>> BEGIN Data for the task

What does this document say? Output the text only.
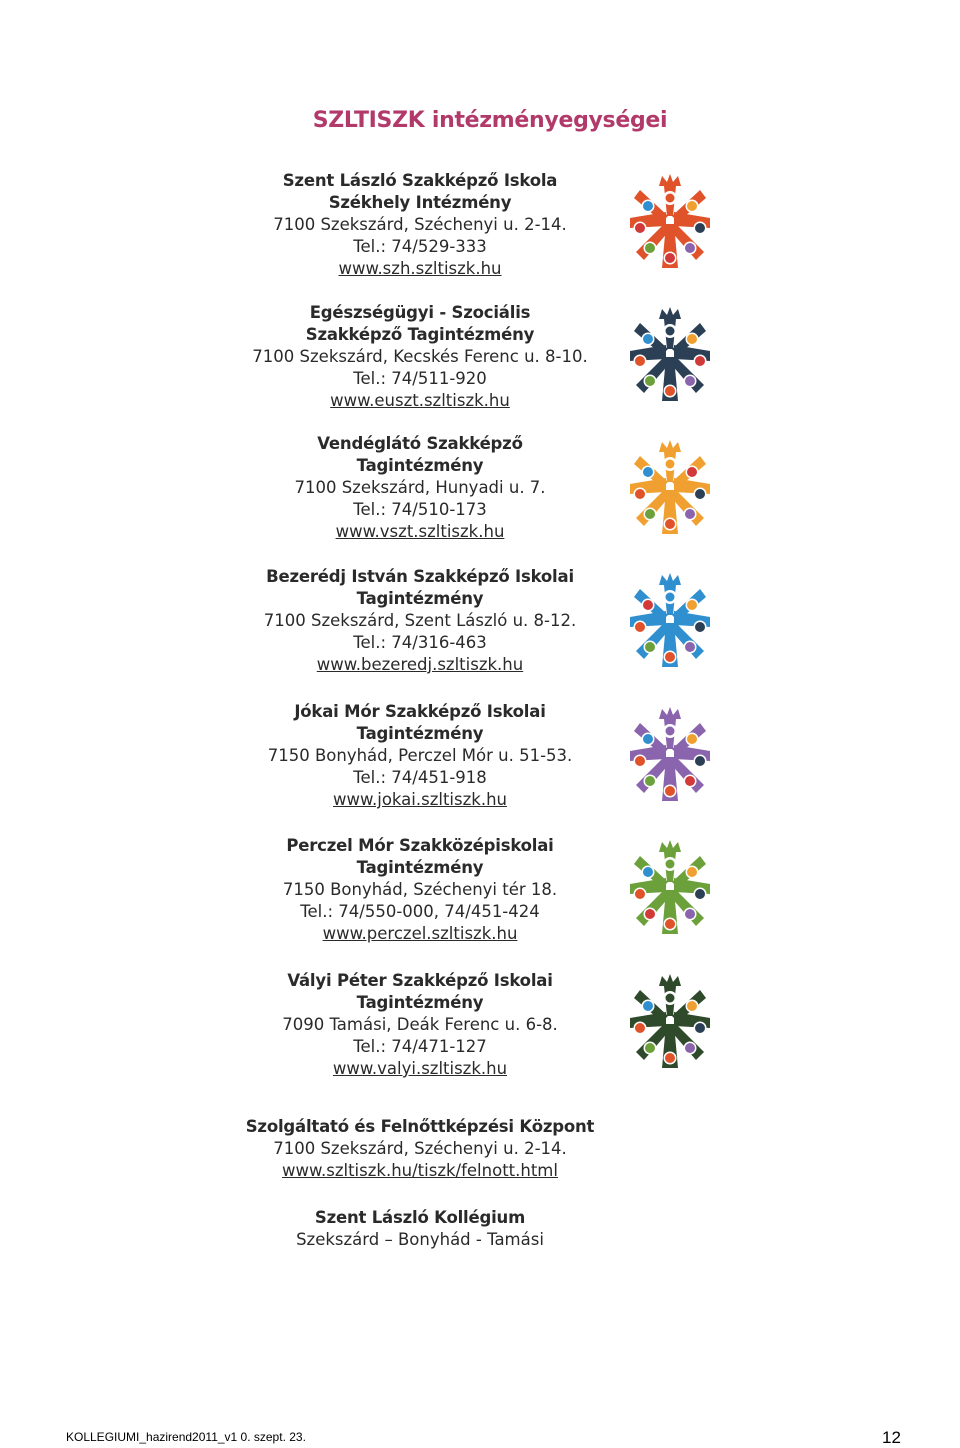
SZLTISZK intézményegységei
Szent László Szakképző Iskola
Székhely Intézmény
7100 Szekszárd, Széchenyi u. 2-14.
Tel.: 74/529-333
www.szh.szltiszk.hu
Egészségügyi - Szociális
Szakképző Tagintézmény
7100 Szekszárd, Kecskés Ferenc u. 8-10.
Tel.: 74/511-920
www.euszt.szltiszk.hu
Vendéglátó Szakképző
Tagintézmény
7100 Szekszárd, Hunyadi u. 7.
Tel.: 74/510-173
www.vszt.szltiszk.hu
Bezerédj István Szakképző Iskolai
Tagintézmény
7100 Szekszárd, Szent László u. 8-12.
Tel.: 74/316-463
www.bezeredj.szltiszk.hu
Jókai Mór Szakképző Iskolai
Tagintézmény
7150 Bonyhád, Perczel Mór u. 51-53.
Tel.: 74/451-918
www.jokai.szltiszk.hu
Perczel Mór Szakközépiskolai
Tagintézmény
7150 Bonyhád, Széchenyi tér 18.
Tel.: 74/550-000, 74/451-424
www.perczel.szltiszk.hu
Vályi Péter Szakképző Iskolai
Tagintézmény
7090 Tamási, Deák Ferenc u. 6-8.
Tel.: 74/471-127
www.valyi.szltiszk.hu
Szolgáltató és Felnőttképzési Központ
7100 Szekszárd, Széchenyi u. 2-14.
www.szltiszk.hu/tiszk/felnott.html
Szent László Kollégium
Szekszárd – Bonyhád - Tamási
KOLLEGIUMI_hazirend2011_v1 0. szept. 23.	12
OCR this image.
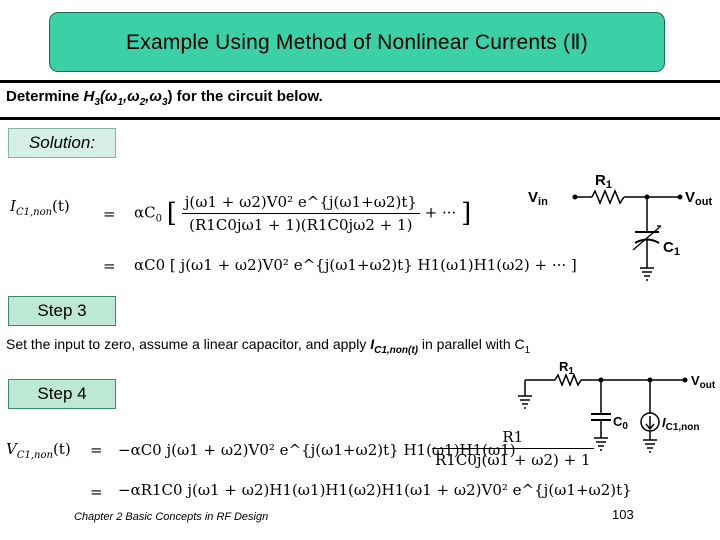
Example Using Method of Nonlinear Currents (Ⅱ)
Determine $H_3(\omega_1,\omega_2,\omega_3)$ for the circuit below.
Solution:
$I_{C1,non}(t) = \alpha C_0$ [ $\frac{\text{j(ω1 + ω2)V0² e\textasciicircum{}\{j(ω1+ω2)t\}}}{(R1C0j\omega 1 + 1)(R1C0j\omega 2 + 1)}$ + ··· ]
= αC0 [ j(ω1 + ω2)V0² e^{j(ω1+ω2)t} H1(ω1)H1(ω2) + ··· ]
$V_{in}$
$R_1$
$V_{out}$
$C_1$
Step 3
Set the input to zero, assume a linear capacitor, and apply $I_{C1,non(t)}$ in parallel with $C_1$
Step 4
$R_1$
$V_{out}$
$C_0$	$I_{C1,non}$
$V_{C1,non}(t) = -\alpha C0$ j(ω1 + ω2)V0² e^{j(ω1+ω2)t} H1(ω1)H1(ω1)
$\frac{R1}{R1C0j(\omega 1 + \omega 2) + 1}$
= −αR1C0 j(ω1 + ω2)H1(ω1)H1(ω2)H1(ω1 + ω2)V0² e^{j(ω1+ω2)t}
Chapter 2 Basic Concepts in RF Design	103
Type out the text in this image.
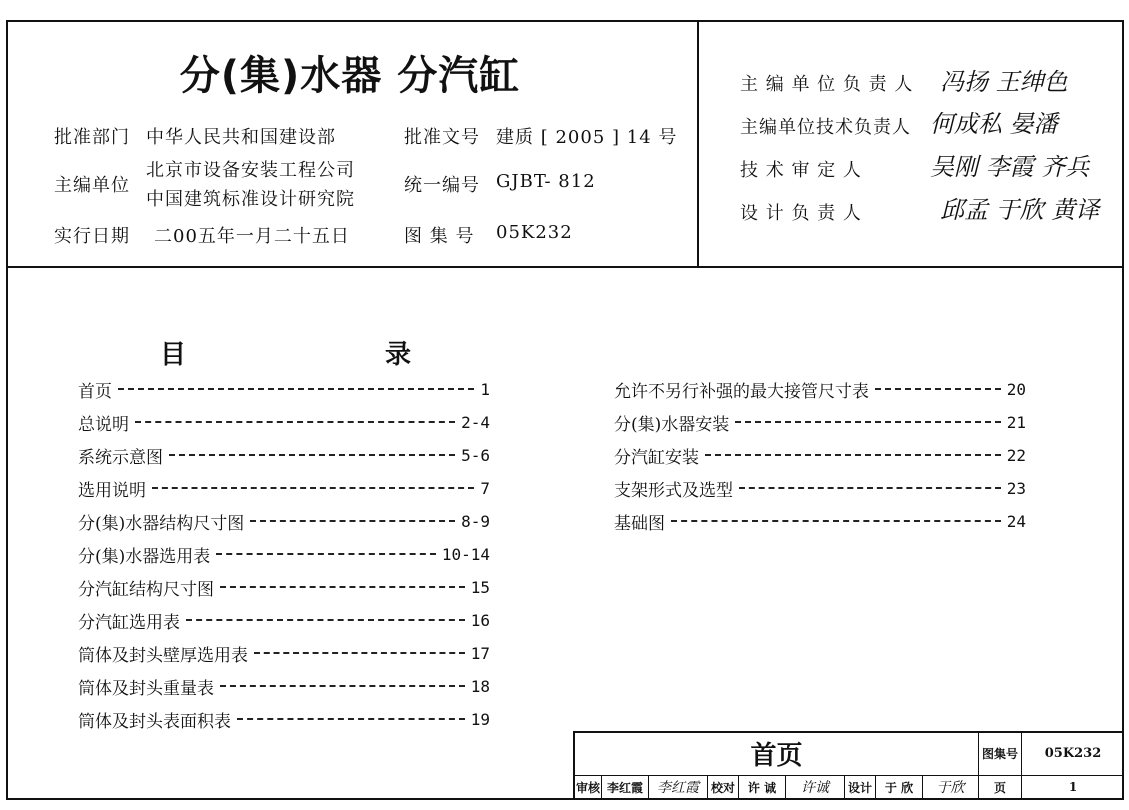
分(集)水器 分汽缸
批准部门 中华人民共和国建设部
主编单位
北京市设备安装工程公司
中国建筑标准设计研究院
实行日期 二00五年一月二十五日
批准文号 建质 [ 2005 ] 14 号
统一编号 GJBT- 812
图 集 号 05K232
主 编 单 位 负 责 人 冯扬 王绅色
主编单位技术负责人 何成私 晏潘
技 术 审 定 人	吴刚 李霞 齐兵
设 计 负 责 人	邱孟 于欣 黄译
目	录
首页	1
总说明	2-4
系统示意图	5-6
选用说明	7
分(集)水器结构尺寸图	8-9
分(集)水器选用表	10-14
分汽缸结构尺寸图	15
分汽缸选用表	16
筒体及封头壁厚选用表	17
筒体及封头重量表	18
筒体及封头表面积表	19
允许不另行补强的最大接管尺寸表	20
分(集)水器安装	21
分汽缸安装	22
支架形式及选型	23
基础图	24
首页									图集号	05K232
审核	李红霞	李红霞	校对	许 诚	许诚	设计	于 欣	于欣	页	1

>> END Data for the task

• _Exercise objective_: From the line containing "OCR this image." through the last line of the material above, write out each line exactly, leaving aside all pictures.

• _Final result_:
OCR this image.
Example Using Method of Nonlinear Currents (Ⅱ)
Determine $H_3(\omega_1,\omega_2,\omega_3)$ for the circuit below.
Solution:
$I_{C1,non}(t) = \alpha C_0$ [ $\frac{\text{j(ω1 + ω2)V0² e\textasciicircum{}\{j(ω1+ω2)t\}}}{(R1C0j\omega 1 + 1)(R1C0j\omega 2 + 1)}$ + ··· ]
= αC0 [ j(ω1 + ω2)V0² e^{j(ω1+ω2)t} H1(ω1)H1(ω2) + ··· ]
$V_{in}$
$R_1$
$V_{out}$
$C_1$
Step 3
Set the input to zero, assume a linear capacitor, and apply $I_{C1,non(t)}$ in parallel with $C_1$
Step 4
$R_1$
$V_{out}$
$C_0$	$I_{C1,non}$
$V_{C1,non}(t) = -\alpha C0$ j(ω1 + ω2)V0² e^{j(ω1+ω2)t} H1(ω1)H1(ω1)
$\frac{R1}{R1C0j(\omega 1 + \omega 2) + 1}$
= −αR1C0 j(ω1 + ω2)H1(ω1)H1(ω2)H1(ω1 + ω2)V0² e^{j(ω1+ω2)t}
Chapter 2 Basic Concepts in RF Design	103
Type out the text in this image.
分(集)水器 分汽缸
批准部门 中华人民共和国建设部
主编单位
北京市设备安装工程公司
中国建筑标准设计研究院
实行日期 二00五年一月二十五日
批准文号 建质 [ 2005 ] 14 号
统一编号 GJBT- 812
图 集 号 05K232
主 编 单 位 负 责 人 冯扬 王绅色
主编单位技术负责人 何成私 晏潘
技 术 审 定 人	吴刚 李霞 齐兵
设 计 负 责 人	邱孟 于欣 黄译
目	录
首页	1
总说明	2-4
系统示意图	5-6
选用说明	7
分(集)水器结构尺寸图	8-9
分(集)水器选用表	10-14
分汽缸结构尺寸图	15
分汽缸选用表	16
筒体及封头壁厚选用表	17
筒体及封头重量表	18
筒体及封头表面积表	19
允许不另行补强的最大接管尺寸表	20
分(集)水器安装	21
分汽缸安装	22
支架形式及选型	23
基础图	24
首页									图集号	05K232
审核	李红霞	李红霞	校对	许 诚	许诚	设计	于 欣	于欣	页	1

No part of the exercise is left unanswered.